DO THIS | Extract each line containing the string "魔灵召唤".

PROVIDED INFORMATION |
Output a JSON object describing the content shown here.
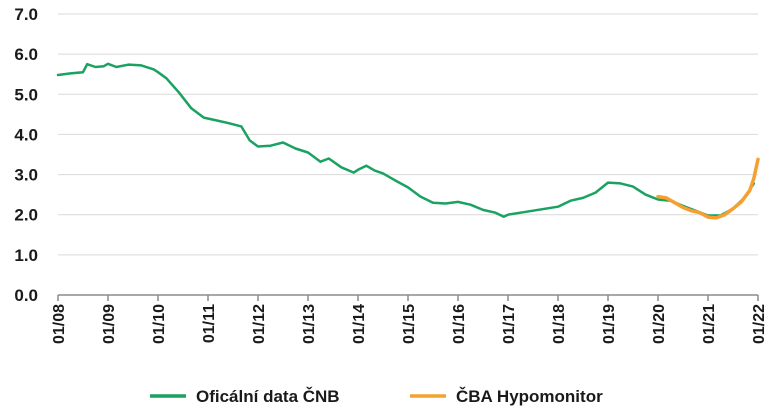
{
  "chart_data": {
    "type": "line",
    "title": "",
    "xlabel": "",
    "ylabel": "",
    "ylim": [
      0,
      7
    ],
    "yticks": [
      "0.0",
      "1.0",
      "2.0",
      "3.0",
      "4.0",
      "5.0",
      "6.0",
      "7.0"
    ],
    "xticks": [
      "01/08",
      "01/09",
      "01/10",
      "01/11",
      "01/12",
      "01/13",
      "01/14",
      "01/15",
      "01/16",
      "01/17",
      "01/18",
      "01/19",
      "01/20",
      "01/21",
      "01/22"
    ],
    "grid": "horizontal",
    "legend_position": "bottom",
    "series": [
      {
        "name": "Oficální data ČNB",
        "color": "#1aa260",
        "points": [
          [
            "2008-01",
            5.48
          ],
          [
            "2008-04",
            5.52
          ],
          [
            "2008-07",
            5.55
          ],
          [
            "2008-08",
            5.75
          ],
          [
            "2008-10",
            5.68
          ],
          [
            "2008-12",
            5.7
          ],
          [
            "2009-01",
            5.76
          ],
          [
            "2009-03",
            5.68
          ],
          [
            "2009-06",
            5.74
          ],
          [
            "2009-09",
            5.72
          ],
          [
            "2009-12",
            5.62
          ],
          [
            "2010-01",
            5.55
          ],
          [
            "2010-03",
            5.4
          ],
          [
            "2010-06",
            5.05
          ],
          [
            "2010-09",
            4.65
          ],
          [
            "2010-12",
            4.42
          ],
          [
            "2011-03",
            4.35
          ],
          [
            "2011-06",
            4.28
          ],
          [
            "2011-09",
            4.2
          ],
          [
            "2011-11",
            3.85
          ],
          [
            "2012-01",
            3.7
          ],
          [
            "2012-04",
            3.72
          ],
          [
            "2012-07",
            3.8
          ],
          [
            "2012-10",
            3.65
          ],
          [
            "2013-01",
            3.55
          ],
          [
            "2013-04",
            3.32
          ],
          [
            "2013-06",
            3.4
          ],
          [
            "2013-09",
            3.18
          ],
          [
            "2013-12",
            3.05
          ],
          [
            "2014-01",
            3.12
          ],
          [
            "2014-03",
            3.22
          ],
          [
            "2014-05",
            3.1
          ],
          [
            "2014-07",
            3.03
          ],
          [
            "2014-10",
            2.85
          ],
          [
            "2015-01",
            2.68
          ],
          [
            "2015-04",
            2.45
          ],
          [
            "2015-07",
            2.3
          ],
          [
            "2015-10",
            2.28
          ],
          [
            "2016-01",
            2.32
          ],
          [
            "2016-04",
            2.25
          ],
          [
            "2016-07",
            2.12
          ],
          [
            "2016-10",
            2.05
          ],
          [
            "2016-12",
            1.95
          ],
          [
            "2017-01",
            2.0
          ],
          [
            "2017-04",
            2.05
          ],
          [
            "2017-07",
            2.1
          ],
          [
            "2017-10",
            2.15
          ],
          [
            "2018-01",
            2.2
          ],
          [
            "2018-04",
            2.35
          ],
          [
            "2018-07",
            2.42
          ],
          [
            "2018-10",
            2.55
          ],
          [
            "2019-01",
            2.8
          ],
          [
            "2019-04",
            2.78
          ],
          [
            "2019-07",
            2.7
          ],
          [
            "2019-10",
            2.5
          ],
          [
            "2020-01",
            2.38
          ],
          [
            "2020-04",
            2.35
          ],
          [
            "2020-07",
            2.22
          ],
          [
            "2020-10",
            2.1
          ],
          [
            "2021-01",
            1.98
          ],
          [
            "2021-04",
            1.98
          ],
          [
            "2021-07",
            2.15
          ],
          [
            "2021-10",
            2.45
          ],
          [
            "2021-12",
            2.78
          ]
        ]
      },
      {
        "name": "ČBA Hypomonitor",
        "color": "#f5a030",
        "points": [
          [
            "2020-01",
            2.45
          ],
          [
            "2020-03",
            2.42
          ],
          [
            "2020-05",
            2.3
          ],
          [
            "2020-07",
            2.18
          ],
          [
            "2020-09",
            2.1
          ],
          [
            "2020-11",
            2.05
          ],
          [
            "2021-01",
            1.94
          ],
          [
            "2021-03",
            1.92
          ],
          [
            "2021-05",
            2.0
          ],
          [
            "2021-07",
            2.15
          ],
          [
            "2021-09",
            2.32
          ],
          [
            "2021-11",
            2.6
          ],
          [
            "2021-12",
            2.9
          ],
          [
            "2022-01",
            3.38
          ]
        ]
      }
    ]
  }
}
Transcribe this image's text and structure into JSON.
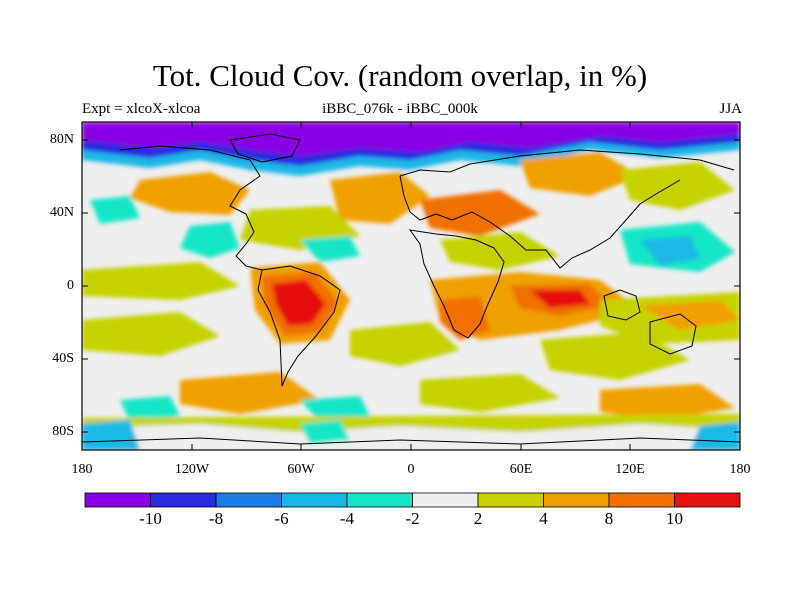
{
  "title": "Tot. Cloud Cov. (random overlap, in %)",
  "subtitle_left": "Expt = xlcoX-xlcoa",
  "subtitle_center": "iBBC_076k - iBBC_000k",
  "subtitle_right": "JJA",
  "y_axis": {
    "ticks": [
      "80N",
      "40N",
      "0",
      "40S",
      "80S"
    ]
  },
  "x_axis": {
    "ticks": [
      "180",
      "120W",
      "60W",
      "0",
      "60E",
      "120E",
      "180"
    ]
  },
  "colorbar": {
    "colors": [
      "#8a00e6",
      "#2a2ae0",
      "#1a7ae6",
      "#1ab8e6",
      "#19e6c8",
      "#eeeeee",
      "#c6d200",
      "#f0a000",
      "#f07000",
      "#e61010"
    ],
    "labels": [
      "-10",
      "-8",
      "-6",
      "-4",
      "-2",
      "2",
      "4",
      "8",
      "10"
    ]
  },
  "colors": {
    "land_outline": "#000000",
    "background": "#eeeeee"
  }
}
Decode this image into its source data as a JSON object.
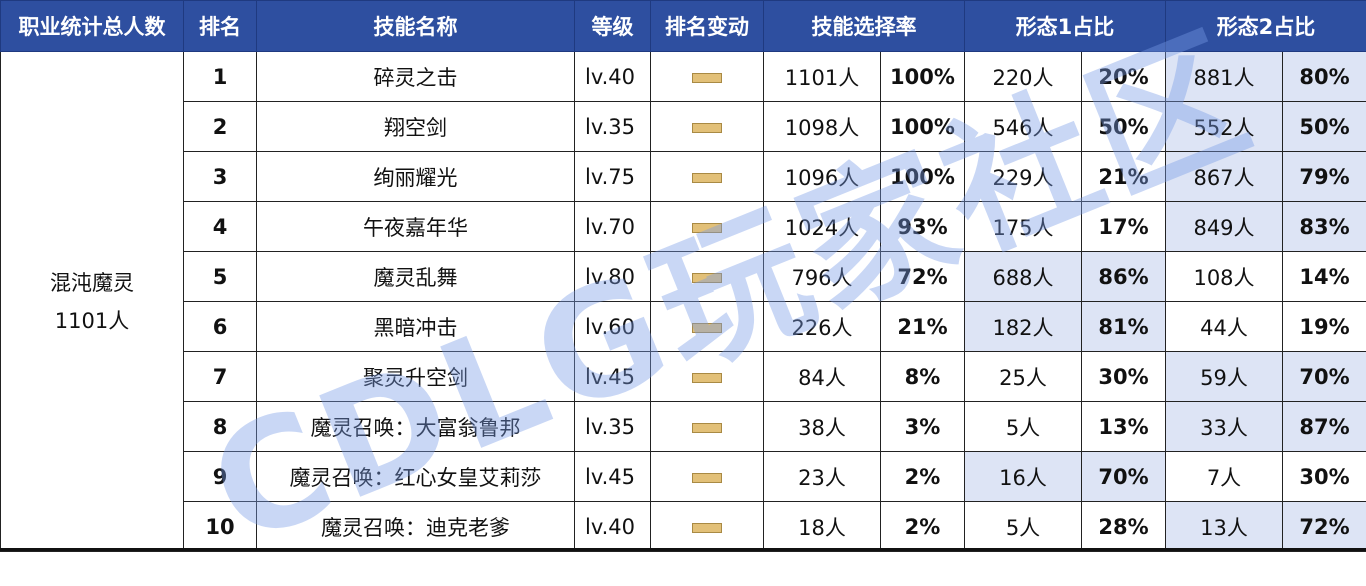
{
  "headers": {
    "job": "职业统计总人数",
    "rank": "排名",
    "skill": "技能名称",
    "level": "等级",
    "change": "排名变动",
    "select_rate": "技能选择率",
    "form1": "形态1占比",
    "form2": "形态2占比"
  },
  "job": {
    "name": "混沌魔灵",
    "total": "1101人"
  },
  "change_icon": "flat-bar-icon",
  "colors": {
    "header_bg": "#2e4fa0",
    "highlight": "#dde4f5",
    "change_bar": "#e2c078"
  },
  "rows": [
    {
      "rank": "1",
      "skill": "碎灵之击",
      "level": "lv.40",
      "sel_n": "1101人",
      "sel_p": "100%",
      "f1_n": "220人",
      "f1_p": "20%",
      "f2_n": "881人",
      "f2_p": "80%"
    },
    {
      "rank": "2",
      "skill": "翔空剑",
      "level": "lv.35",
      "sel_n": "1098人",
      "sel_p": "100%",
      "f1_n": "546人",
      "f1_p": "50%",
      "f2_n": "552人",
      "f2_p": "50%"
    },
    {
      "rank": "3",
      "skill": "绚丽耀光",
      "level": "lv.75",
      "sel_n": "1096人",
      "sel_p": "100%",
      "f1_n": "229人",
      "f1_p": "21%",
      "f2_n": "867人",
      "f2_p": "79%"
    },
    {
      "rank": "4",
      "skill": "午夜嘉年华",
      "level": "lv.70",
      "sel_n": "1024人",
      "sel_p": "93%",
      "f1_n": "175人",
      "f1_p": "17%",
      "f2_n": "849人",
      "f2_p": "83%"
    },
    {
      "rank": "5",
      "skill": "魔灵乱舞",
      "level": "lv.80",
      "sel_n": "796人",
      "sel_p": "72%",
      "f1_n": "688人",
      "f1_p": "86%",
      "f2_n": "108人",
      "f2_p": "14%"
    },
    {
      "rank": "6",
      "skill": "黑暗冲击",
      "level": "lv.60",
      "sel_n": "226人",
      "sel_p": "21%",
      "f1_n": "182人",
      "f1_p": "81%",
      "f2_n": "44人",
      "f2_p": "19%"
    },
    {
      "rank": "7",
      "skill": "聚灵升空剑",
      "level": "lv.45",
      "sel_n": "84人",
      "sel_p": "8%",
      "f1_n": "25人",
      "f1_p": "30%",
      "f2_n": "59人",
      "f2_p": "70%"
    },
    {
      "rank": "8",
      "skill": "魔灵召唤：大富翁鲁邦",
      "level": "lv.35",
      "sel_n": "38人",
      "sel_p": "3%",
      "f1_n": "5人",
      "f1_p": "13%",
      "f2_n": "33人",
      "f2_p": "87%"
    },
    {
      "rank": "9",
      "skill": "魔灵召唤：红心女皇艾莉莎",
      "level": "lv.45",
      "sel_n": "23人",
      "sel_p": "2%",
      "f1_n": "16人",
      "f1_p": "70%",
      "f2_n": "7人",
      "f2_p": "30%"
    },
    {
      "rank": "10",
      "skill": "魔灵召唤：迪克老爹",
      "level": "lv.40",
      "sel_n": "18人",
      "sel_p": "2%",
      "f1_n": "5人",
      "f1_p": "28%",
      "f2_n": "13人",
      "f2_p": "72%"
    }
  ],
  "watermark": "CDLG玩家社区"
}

COMPLETED EXERCISE |
      "skill": "魔灵召唤：大富翁鲁邦",
      "skill": "魔灵召唤：红心女皇艾莉莎",
      "skill": "魔灵召唤：迪克老爹",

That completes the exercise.